■ **Your objective**
From the entries that follow, gather each line holding the word "hist".

■ **Provided data**
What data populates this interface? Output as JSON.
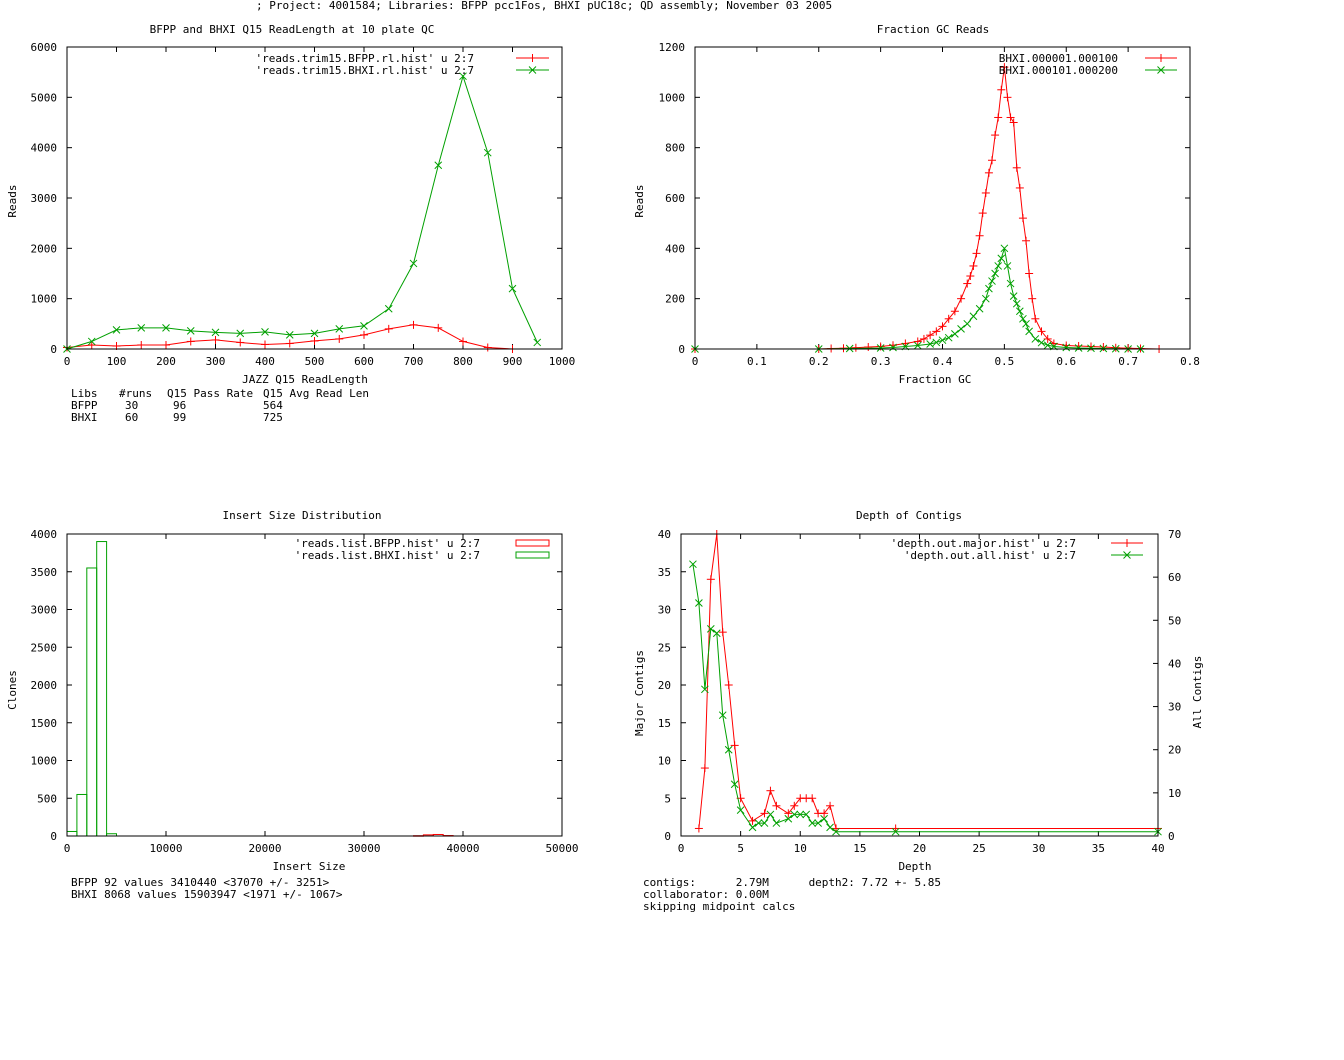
{
  "header": {
    "title": "; Project: 4001584; Libraries: BFPP pcc1Fos, BHXI pUC18c; QD assembly; November 03 2005"
  },
  "colors": {
    "red": "#ff0000",
    "green": "#00a000",
    "axis": "#000000"
  },
  "chart_data": [
    {
      "id": "readlength",
      "type": "line",
      "title": "BFPP and BHXI Q15 ReadLength at 10 plate QC",
      "xlabel": "JAZZ Q15 ReadLength",
      "ylabel": "Reads",
      "xlim": [
        0,
        1000
      ],
      "ylim": [
        0,
        6000
      ],
      "xticks": [
        0,
        100,
        200,
        300,
        400,
        500,
        600,
        700,
        800,
        900,
        1000
      ],
      "xtick_labels": [
        "0",
        "100",
        "200",
        "300",
        "400",
        "500",
        "600",
        "700",
        "800",
        "900",
        "1000"
      ],
      "yticks": [
        0,
        1000,
        2000,
        3000,
        4000,
        5000,
        6000
      ],
      "ytick_labels": [
        "0",
        "1000",
        "2000",
        "3000",
        "4000",
        "5000",
        "6000"
      ],
      "series": [
        {
          "name": "'reads.trim15.BFPP.rl.hist' u 2:7",
          "color": "#ff0000",
          "marker": "plus",
          "x": [
            0,
            50,
            100,
            150,
            200,
            250,
            300,
            350,
            400,
            450,
            500,
            550,
            600,
            650,
            700,
            750,
            800,
            850,
            900
          ],
          "y": [
            30,
            80,
            60,
            80,
            80,
            150,
            180,
            130,
            90,
            110,
            160,
            200,
            280,
            400,
            480,
            420,
            150,
            30,
            0
          ]
        },
        {
          "name": "'reads.trim15.BHXI.rl.hist' u 2:7",
          "color": "#00a000",
          "marker": "cross",
          "x": [
            0,
            50,
            100,
            150,
            200,
            250,
            300,
            350,
            400,
            450,
            500,
            550,
            600,
            650,
            700,
            750,
            800,
            850,
            900,
            950
          ],
          "y": [
            0,
            150,
            380,
            420,
            420,
            360,
            330,
            310,
            340,
            280,
            310,
            400,
            460,
            800,
            1700,
            3650,
            5420,
            3900,
            1200,
            130
          ]
        }
      ],
      "table": {
        "header": [
          "Libs",
          "#runs",
          "Q15 Pass Rate",
          "Q15 Avg Read Len"
        ],
        "rows": [
          [
            "BFPP",
            "30",
            "96",
            "564"
          ],
          [
            "BHXI",
            "60",
            "99",
            "725"
          ]
        ]
      }
    },
    {
      "id": "gc",
      "type": "line",
      "title": "Fraction GC Reads",
      "xlabel": "Fraction GC",
      "ylabel": "Reads",
      "xlim": [
        0,
        0.8
      ],
      "ylim": [
        0,
        1200
      ],
      "xticks": [
        0,
        0.1,
        0.2,
        0.3,
        0.4,
        0.5,
        0.6,
        0.7,
        0.8
      ],
      "xtick_labels": [
        "0",
        "0.1",
        "0.2",
        "0.3",
        "0.4",
        "0.5",
        "0.6",
        "0.7",
        "0.8"
      ],
      "yticks": [
        0,
        200,
        400,
        600,
        800,
        1000,
        1200
      ],
      "ytick_labels": [
        "0",
        "200",
        "400",
        "600",
        "800",
        "1000",
        "1200"
      ],
      "series": [
        {
          "name": "BHXI.000001.000100",
          "color": "#ff0000",
          "marker": "plus",
          "x": [
            0,
            0.2,
            0.22,
            0.24,
            0.26,
            0.28,
            0.3,
            0.32,
            0.34,
            0.36,
            0.37,
            0.38,
            0.39,
            0.4,
            0.41,
            0.42,
            0.43,
            0.44,
            0.445,
            0.45,
            0.455,
            0.46,
            0.465,
            0.47,
            0.475,
            0.48,
            0.485,
            0.49,
            0.495,
            0.5,
            0.505,
            0.51,
            0.515,
            0.52,
            0.525,
            0.53,
            0.535,
            0.54,
            0.545,
            0.55,
            0.56,
            0.57,
            0.58,
            0.6,
            0.62,
            0.64,
            0.66,
            0.68,
            0.7,
            0.72,
            0.75
          ],
          "y": [
            0,
            0,
            2,
            3,
            5,
            8,
            10,
            15,
            22,
            30,
            40,
            55,
            70,
            90,
            120,
            150,
            200,
            260,
            290,
            330,
            380,
            450,
            540,
            620,
            700,
            750,
            850,
            920,
            1030,
            1120,
            1000,
            920,
            900,
            720,
            640,
            520,
            430,
            300,
            200,
            120,
            70,
            40,
            22,
            14,
            12,
            10,
            8,
            5,
            3,
            2,
            0
          ]
        },
        {
          "name": "BHXI.000101.000200",
          "color": "#00a000",
          "marker": "cross",
          "x": [
            0,
            0.2,
            0.25,
            0.3,
            0.32,
            0.34,
            0.36,
            0.38,
            0.39,
            0.4,
            0.41,
            0.42,
            0.43,
            0.44,
            0.45,
            0.46,
            0.47,
            0.475,
            0.48,
            0.485,
            0.49,
            0.495,
            0.5,
            0.505,
            0.51,
            0.515,
            0.52,
            0.525,
            0.53,
            0.535,
            0.54,
            0.55,
            0.56,
            0.57,
            0.58,
            0.6,
            0.62,
            0.64,
            0.66,
            0.68,
            0.7,
            0.72
          ],
          "y": [
            0,
            0,
            2,
            4,
            6,
            10,
            14,
            20,
            26,
            35,
            45,
            60,
            80,
            100,
            130,
            160,
            200,
            240,
            270,
            300,
            330,
            360,
            400,
            330,
            260,
            210,
            180,
            150,
            120,
            100,
            70,
            40,
            25,
            15,
            10,
            6,
            4,
            3,
            2,
            1,
            0,
            0
          ]
        }
      ]
    },
    {
      "id": "insert",
      "type": "bar",
      "title": "Insert Size Distribution",
      "xlabel": "Insert Size",
      "ylabel": "Clones",
      "xlim": [
        0,
        50000
      ],
      "ylim": [
        0,
        4000
      ],
      "xticks": [
        0,
        10000,
        20000,
        30000,
        40000,
        50000
      ],
      "xtick_labels": [
        "0",
        "10000",
        "20000",
        "30000",
        "40000",
        "50000"
      ],
      "yticks": [
        0,
        500,
        1000,
        1500,
        2000,
        2500,
        3000,
        3500,
        4000
      ],
      "ytick_labels": [
        "0",
        "500",
        "1000",
        "1500",
        "2000",
        "2500",
        "3000",
        "3500",
        "4000"
      ],
      "bin_width": 1000,
      "series": [
        {
          "name": "'reads.list.BFPP.hist' u 2:7",
          "color": "#ff0000",
          "x": [
            35000,
            36000,
            37000,
            38000
          ],
          "y": [
            4,
            15,
            20,
            6
          ]
        },
        {
          "name": "'reads.list.BHXI.hist' u 2:7",
          "color": "#00a000",
          "x": [
            0,
            1000,
            2000,
            3000,
            4000
          ],
          "y": [
            60,
            550,
            3550,
            3900,
            30
          ]
        }
      ],
      "notes": [
        "BFPP 92 values 3410440 <37070 +/- 3251>",
        "BHXI 8068 values 15903947 <1971 +/- 1067>"
      ]
    },
    {
      "id": "depth",
      "type": "line",
      "title": "Depth of Contigs",
      "xlabel": "Depth",
      "ylabel": "Major Contigs",
      "y2label": "All Contigs",
      "xlim": [
        0,
        40
      ],
      "ylim": [
        0,
        40
      ],
      "y2lim": [
        0,
        70
      ],
      "xticks": [
        0,
        5,
        10,
        15,
        20,
        25,
        30,
        35,
        40
      ],
      "xtick_labels": [
        "0",
        "5",
        "10",
        "15",
        "20",
        "25",
        "30",
        "35",
        "40"
      ],
      "yticks": [
        0,
        5,
        10,
        15,
        20,
        25,
        30,
        35,
        40
      ],
      "ytick_labels": [
        "0",
        "5",
        "10",
        "15",
        "20",
        "25",
        "30",
        "35",
        "40"
      ],
      "y2ticks": [
        0,
        10,
        20,
        30,
        40,
        50,
        60,
        70
      ],
      "y2tick_labels": [
        "0",
        "10",
        "20",
        "30",
        "40",
        "50",
        "60",
        "70"
      ],
      "series": [
        {
          "name": "'depth.out.major.hist' u 2:7",
          "color": "#ff0000",
          "marker": "plus",
          "axis": "y1",
          "x": [
            1.5,
            2,
            2.5,
            3,
            3.5,
            4,
            4.5,
            5,
            6,
            7,
            7.5,
            8,
            9,
            9.5,
            10,
            10.5,
            11,
            11.5,
            12,
            12.5,
            13,
            18,
            40
          ],
          "y": [
            1,
            9,
            34,
            40,
            27,
            20,
            12,
            5,
            2,
            3,
            6,
            4,
            3,
            4,
            5,
            5,
            5,
            3,
            3,
            4,
            1,
            1,
            1
          ]
        },
        {
          "name": "'depth.out.all.hist' u 2:7",
          "color": "#00a000",
          "marker": "cross",
          "axis": "y2",
          "x": [
            1,
            1.5,
            2,
            2.5,
            3,
            3.5,
            4,
            4.5,
            5,
            6,
            6.5,
            7,
            7.5,
            8,
            9,
            9.5,
            10,
            10.5,
            11,
            11.5,
            12,
            12.5,
            13,
            18,
            40
          ],
          "y": [
            63,
            54,
            34,
            48,
            47,
            28,
            20,
            12,
            6,
            2,
            3,
            3,
            5,
            3,
            4,
            5,
            5,
            5,
            3,
            3,
            4,
            2,
            1,
            1,
            1
          ]
        }
      ],
      "notes": [
        "contigs:      2.79M      depth2: 7.72 +- 5.85",
        "collaborator: 0.00M",
        "skipping midpoint calcs"
      ]
    }
  ]
}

■ **Problem solution**
          "name": "'reads.trim15.BFPP.rl.hist' u 2:7",
          "name": "'reads.trim15.BHXI.rl.hist' u 2:7",
          "name": "'reads.list.BFPP.hist' u 2:7",
          "name": "'reads.list.BHXI.hist' u 2:7",
          "name": "'depth.out.major.hist' u 2:7",
          "name": "'depth.out.all.hist' u 2:7",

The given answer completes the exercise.